Repeat the records below exactly, leaving out any pictures.
--------------------------------
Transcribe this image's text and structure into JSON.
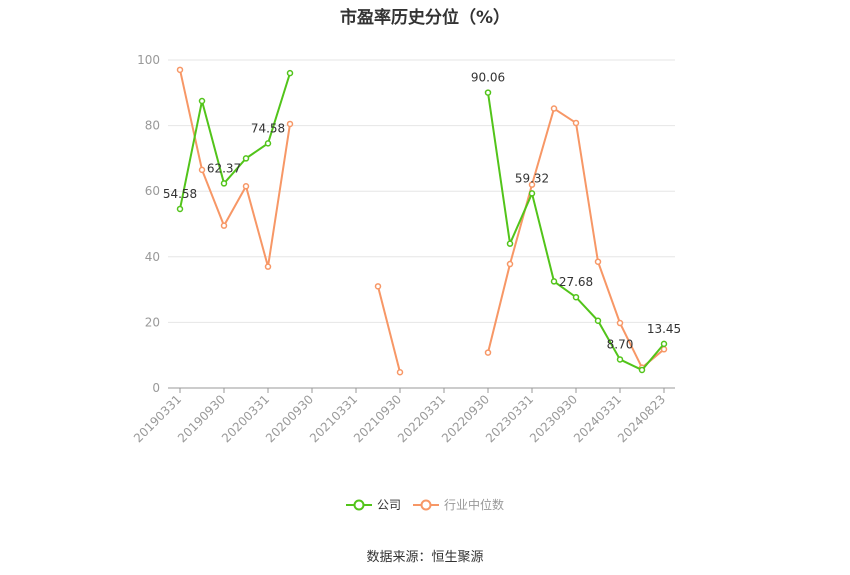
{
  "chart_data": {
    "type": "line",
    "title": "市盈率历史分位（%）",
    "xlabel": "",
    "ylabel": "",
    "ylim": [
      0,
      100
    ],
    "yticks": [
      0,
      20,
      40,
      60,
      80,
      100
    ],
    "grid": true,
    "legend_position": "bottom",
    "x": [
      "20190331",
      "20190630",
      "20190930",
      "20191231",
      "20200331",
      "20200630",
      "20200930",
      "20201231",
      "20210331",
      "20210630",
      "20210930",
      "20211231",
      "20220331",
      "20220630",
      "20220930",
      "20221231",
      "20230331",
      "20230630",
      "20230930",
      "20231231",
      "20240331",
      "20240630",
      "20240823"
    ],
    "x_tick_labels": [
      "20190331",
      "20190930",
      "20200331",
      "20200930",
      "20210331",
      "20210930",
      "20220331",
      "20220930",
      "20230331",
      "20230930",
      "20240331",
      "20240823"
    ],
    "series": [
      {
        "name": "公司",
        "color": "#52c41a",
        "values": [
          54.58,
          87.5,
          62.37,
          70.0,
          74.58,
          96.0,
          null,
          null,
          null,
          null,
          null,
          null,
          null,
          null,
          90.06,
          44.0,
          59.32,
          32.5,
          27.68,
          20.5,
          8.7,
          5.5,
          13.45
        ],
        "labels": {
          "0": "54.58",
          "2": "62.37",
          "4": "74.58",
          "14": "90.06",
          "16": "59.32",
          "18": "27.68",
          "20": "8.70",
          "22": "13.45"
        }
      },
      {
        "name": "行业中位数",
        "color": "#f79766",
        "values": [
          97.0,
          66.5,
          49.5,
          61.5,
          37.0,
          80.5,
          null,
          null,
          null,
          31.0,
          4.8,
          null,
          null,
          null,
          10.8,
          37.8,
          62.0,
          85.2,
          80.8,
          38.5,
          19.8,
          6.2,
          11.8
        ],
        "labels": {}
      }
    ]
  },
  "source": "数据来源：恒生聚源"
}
--------------------------------
**EXERCISE ANSWER:**
Transcribe this image's text and structure into JSON.
{
  "chart_data": {
    "type": "line",
    "title": "市盈率历史分位（%）",
    "xlabel": "",
    "ylabel": "",
    "ylim": [
      0,
      100
    ],
    "yticks": [
      0,
      20,
      40,
      60,
      80,
      100
    ],
    "grid": true,
    "legend_position": "bottom",
    "x": [
      "20190331",
      "20190630",
      "20190930",
      "20191231",
      "20200331",
      "20200630",
      "20200930",
      "20201231",
      "20210331",
      "20210630",
      "20210930",
      "20211231",
      "20220331",
      "20220630",
      "20220930",
      "20221231",
      "20230331",
      "20230630",
      "20230930",
      "20231231",
      "20240331",
      "20240630",
      "20240823"
    ],
    "x_tick_labels": [
      "20190331",
      "20190930",
      "20200331",
      "20200930",
      "20210331",
      "20210930",
      "20220331",
      "20220930",
      "20230331",
      "20230930",
      "20240331",
      "20240823"
    ],
    "series": [
      {
        "name": "公司",
        "color": "#52c41a",
        "values": [
          54.58,
          87.5,
          62.37,
          70.0,
          74.58,
          96.0,
          null,
          null,
          null,
          null,
          null,
          null,
          null,
          null,
          90.06,
          44.0,
          59.32,
          32.5,
          27.68,
          20.5,
          8.7,
          5.5,
          13.45
        ],
        "labels": {
          "0": "54.58",
          "2": "62.37",
          "4": "74.58",
          "14": "90.06",
          "16": "59.32",
          "18": "27.68",
          "20": "8.70",
          "22": "13.45"
        }
      },
      {
        "name": "行业中位数",
        "color": "#f79766",
        "values": [
          97.0,
          66.5,
          49.5,
          61.5,
          37.0,
          80.5,
          null,
          null,
          null,
          31.0,
          4.8,
          null,
          null,
          null,
          10.8,
          37.8,
          62.0,
          85.2,
          80.8,
          38.5,
          19.8,
          6.2,
          11.8
        ],
        "labels": {}
      }
    ]
  },
  "source": "数据来源：恒生聚源"
}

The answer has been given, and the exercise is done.